TASK INSTRUCTIONS
Copy out each line of the data holding "document".

DATA FOR THIS EXERCISE
◆ ◆ ◆ ◆

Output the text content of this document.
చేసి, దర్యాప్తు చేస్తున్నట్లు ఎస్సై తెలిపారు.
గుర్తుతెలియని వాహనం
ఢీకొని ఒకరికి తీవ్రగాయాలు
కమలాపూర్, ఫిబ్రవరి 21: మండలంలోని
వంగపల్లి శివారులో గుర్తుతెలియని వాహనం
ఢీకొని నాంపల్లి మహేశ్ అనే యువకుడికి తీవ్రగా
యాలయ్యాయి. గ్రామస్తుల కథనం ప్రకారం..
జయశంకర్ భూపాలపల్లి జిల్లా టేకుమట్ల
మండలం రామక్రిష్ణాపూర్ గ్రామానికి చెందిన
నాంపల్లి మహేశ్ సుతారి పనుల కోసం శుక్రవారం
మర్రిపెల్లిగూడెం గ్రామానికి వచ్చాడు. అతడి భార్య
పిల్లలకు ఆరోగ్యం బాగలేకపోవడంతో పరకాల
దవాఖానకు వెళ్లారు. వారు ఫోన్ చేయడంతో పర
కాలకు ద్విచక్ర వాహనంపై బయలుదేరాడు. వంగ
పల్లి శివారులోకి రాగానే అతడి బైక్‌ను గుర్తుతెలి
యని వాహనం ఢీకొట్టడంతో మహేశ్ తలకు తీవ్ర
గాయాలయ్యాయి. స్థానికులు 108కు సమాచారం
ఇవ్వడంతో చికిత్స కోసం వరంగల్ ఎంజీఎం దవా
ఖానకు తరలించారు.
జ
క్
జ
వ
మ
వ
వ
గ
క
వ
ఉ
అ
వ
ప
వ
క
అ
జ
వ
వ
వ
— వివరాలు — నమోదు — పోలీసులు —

◆ ◆ ◆ ◆

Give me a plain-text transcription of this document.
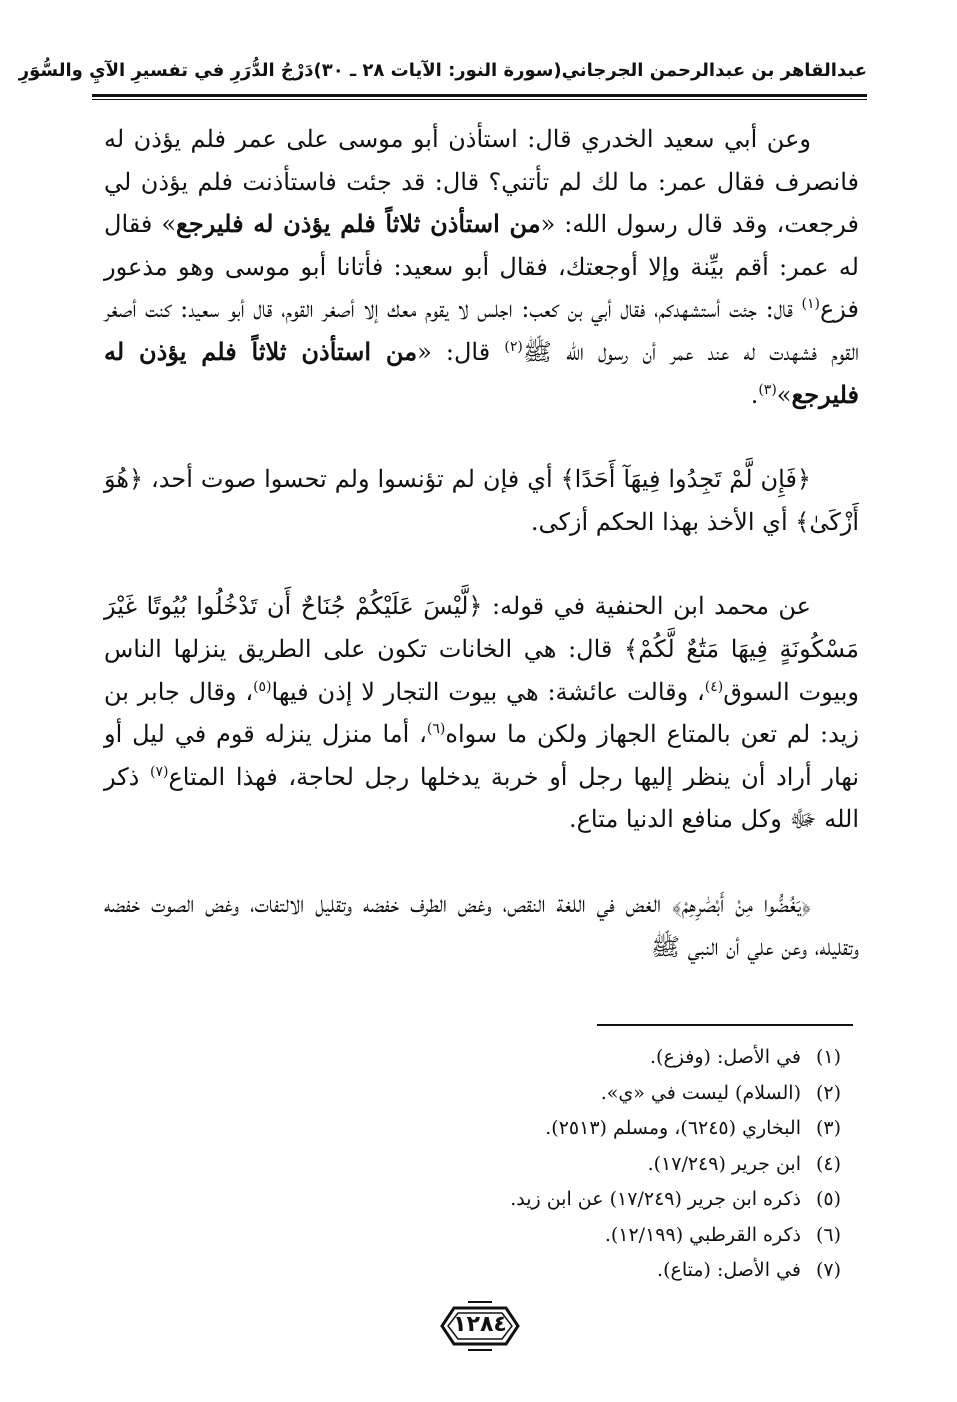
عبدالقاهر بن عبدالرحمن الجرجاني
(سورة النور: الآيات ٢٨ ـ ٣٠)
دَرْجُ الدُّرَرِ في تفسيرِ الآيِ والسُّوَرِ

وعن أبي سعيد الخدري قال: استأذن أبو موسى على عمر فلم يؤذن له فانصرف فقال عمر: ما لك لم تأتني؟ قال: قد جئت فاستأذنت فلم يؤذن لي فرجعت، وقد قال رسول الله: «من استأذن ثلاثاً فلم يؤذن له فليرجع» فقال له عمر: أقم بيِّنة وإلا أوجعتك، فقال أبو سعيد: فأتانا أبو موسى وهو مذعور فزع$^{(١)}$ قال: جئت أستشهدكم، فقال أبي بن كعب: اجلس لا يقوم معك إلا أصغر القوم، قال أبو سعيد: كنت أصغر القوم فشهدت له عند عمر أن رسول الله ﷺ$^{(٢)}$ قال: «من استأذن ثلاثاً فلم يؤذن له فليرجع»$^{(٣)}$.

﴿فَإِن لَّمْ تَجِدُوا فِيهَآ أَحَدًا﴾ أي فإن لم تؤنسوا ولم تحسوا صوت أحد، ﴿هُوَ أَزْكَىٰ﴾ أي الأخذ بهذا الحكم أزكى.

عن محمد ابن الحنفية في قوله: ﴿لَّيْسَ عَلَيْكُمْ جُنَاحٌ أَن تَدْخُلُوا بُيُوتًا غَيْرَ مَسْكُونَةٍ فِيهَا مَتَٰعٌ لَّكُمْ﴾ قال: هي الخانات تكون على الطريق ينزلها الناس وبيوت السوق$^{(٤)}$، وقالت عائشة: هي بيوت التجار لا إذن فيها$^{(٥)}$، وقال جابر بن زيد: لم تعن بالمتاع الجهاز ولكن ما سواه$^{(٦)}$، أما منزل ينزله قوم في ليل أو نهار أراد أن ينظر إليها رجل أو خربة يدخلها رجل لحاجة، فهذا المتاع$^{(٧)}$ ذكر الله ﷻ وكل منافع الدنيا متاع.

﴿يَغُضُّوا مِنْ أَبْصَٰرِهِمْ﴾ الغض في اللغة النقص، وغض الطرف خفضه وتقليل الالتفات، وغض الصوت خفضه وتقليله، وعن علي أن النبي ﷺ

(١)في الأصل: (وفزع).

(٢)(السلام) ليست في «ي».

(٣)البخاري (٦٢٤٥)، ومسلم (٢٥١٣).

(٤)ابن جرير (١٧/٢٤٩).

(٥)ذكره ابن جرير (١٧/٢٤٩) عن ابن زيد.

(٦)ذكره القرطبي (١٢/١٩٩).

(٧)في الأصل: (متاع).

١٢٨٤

◆ ◆ ◆ ◆

COMPLETE RESPONSE
Output the text content of this document.
Give me a plain-text transcription of this document.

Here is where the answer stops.